> **SUPPLIED ENTRIES**:
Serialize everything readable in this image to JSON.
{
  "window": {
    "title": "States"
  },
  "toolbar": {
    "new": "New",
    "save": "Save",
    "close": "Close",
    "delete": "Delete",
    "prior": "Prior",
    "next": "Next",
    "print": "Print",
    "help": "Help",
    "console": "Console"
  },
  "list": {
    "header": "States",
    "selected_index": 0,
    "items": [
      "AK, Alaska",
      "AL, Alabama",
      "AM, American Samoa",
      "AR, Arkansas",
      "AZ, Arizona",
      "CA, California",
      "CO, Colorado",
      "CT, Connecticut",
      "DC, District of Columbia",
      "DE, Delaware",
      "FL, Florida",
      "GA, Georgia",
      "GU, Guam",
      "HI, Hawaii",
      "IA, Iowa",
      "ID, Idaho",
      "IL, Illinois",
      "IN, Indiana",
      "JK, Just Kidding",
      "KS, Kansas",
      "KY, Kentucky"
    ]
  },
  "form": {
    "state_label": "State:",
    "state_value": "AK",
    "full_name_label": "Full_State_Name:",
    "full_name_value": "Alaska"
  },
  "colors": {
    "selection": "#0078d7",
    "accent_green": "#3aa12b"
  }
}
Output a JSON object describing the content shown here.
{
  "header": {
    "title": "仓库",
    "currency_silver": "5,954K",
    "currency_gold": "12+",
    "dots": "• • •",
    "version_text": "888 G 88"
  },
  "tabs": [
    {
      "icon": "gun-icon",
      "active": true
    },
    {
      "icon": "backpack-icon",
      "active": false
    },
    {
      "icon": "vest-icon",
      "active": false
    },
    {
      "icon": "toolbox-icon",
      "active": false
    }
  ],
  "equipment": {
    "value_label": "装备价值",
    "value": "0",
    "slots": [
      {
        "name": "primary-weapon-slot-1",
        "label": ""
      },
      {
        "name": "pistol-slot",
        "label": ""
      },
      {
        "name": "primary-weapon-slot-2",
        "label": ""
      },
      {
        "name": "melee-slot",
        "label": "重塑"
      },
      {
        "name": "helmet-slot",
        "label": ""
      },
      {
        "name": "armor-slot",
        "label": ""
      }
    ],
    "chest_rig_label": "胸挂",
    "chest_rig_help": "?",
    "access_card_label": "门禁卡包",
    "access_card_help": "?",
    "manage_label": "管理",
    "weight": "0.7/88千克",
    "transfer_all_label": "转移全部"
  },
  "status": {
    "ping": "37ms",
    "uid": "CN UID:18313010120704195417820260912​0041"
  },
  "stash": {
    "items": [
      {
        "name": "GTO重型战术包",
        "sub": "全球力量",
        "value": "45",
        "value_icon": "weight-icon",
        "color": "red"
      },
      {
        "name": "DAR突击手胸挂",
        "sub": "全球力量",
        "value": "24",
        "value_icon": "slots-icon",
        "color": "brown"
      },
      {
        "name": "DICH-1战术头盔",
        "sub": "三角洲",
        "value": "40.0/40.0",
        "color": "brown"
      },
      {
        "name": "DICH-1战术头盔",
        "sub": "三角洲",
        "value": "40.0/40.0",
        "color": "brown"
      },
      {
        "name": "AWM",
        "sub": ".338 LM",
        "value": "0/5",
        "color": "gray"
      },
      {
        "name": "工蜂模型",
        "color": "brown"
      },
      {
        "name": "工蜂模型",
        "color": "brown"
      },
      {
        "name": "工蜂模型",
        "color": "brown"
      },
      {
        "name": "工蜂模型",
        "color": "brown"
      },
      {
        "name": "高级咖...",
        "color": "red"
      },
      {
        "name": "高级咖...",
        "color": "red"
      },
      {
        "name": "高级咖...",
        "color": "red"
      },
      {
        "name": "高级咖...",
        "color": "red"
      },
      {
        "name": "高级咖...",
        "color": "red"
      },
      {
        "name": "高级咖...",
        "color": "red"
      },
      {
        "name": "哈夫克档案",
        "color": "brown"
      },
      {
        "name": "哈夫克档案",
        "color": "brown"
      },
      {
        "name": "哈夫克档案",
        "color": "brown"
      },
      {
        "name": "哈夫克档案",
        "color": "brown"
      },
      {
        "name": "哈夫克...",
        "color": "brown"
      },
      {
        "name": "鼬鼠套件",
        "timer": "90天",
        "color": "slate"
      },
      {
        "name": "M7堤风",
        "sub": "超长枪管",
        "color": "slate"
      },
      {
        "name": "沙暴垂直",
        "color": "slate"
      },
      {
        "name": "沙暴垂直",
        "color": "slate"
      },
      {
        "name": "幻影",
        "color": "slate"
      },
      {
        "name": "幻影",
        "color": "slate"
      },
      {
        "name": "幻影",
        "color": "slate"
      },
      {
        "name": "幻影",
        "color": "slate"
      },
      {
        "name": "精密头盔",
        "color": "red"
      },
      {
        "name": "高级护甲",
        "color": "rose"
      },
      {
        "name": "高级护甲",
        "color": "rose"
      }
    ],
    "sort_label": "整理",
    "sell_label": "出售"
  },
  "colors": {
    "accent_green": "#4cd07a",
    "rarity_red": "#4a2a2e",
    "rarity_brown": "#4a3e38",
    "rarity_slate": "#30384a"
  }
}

> **WRITTEN EXERCISE**: Exactly reproduce every line found in the records.

> **FINAL RESULT**:
Serialize everything readable in this image to JSON.
{
  "window": {
    "title": "States"
  },
  "toolbar": {
    "new": "New",
    "save": "Save",
    "close": "Close",
    "delete": "Delete",
    "prior": "Prior",
    "next": "Next",
    "print": "Print",
    "help": "Help",
    "console": "Console"
  },
  "list": {
    "header": "States",
    "selected_index": 0,
    "items": [
      "AK, Alaska",
      "AL, Alabama",
      "AM, American Samoa",
      "AR, Arkansas",
      "AZ, Arizona",
      "CA, California",
      "CO, Colorado",
      "CT, Connecticut",
      "DC, District of Columbia",
      "DE, Delaware",
      "FL, Florida",
      "GA, Georgia",
      "GU, Guam",
      "HI, Hawaii",
      "IA, Iowa",
      "ID, Idaho",
      "IL, Illinois",
      "IN, Indiana",
      "JK, Just Kidding",
      "KS, Kansas",
      "KY, Kentucky"
    ]
  },
  "form": {
    "state_label": "State:",
    "state_value": "AK",
    "full_name_label": "Full_State_Name:",
    "full_name_value": "Alaska"
  },
  "colors": {
    "selection": "#0078d7",
    "accent_green": "#3aa12b"
  }
}
Output a JSON object describing the content shown here.
{
  "header": {
    "title": "仓库",
    "currency_silver": "5,954K",
    "currency_gold": "12+",
    "dots": "• • •",
    "version_text": "888 G 88"
  },
  "tabs": [
    {
      "icon": "gun-icon",
      "active": true
    },
    {
      "icon": "backpack-icon",
      "active": false
    },
    {
      "icon": "vest-icon",
      "active": false
    },
    {
      "icon": "toolbox-icon",
      "active": false
    }
  ],
  "equipment": {
    "value_label": "装备价值",
    "value": "0",
    "slots": [
      {
        "name": "primary-weapon-slot-1",
        "label": ""
      },
      {
        "name": "pistol-slot",
        "label": ""
      },
      {
        "name": "primary-weapon-slot-2",
        "label": ""
      },
      {
        "name": "melee-slot",
        "label": "重塑"
      },
      {
        "name": "helmet-slot",
        "label": ""
      },
      {
        "name": "armor-slot",
        "label": ""
      }
    ],
    "chest_rig_label": "胸挂",
    "chest_rig_help": "?",
    "access_card_label": "门禁卡包",
    "access_card_help": "?",
    "manage_label": "管理",
    "weight": "0.7/88千克",
    "transfer_all_label": "转移全部"
  },
  "status": {
    "ping": "37ms",
    "uid": "CN UID:18313010120704195417820260912​0041"
  },
  "stash": {
    "items": [
      {
        "name": "GTO重型战术包",
        "sub": "全球力量",
        "value": "45",
        "value_icon": "weight-icon",
        "color": "red"
      },
      {
        "name": "DAR突击手胸挂",
        "sub": "全球力量",
        "value": "24",
        "value_icon": "slots-icon",
        "color": "brown"
      },
      {
        "name": "DICH-1战术头盔",
        "sub": "三角洲",
        "value": "40.0/40.0",
        "color": "brown"
      },
      {
        "name": "DICH-1战术头盔",
        "sub": "三角洲",
        "value": "40.0/40.0",
        "color": "brown"
      },
      {
        "name": "AWM",
        "sub": ".338 LM",
        "value": "0/5",
        "color": "gray"
      },
      {
        "name": "工蜂模型",
        "color": "brown"
      },
      {
        "name": "工蜂模型",
        "color": "brown"
      },
      {
        "name": "工蜂模型",
        "color": "brown"
      },
      {
        "name": "工蜂模型",
        "color": "brown"
      },
      {
        "name": "高级咖...",
        "color": "red"
      },
      {
        "name": "高级咖...",
        "color": "red"
      },
      {
        "name": "高级咖...",
        "color": "red"
      },
      {
        "name": "高级咖...",
        "color": "red"
      },
      {
        "name": "高级咖...",
        "color": "red"
      },
      {
        "name": "高级咖...",
        "color": "red"
      },
      {
        "name": "哈夫克档案",
        "color": "brown"
      },
      {
        "name": "哈夫克档案",
        "color": "brown"
      },
      {
        "name": "哈夫克档案",
        "color": "brown"
      },
      {
        "name": "哈夫克档案",
        "color": "brown"
      },
      {
        "name": "哈夫克...",
        "color": "brown"
      },
      {
        "name": "鼬鼠套件",
        "timer": "90天",
        "color": "slate"
      },
      {
        "name": "M7堤风",
        "sub": "超长枪管",
        "color": "slate"
      },
      {
        "name": "沙暴垂直",
        "color": "slate"
      },
      {
        "name": "沙暴垂直",
        "color": "slate"
      },
      {
        "name": "幻影",
        "color": "slate"
      },
      {
        "name": "幻影",
        "color": "slate"
      },
      {
        "name": "幻影",
        "color": "slate"
      },
      {
        "name": "幻影",
        "color": "slate"
      },
      {
        "name": "精密头盔",
        "color": "red"
      },
      {
        "name": "高级护甲",
        "color": "rose"
      },
      {
        "name": "高级护甲",
        "color": "rose"
      }
    ],
    "sort_label": "整理",
    "sell_label": "出售"
  },
  "colors": {
    "accent_green": "#4cd07a",
    "rarity_red": "#4a2a2e",
    "rarity_brown": "#4a3e38",
    "rarity_slate": "#30384a"
  }
}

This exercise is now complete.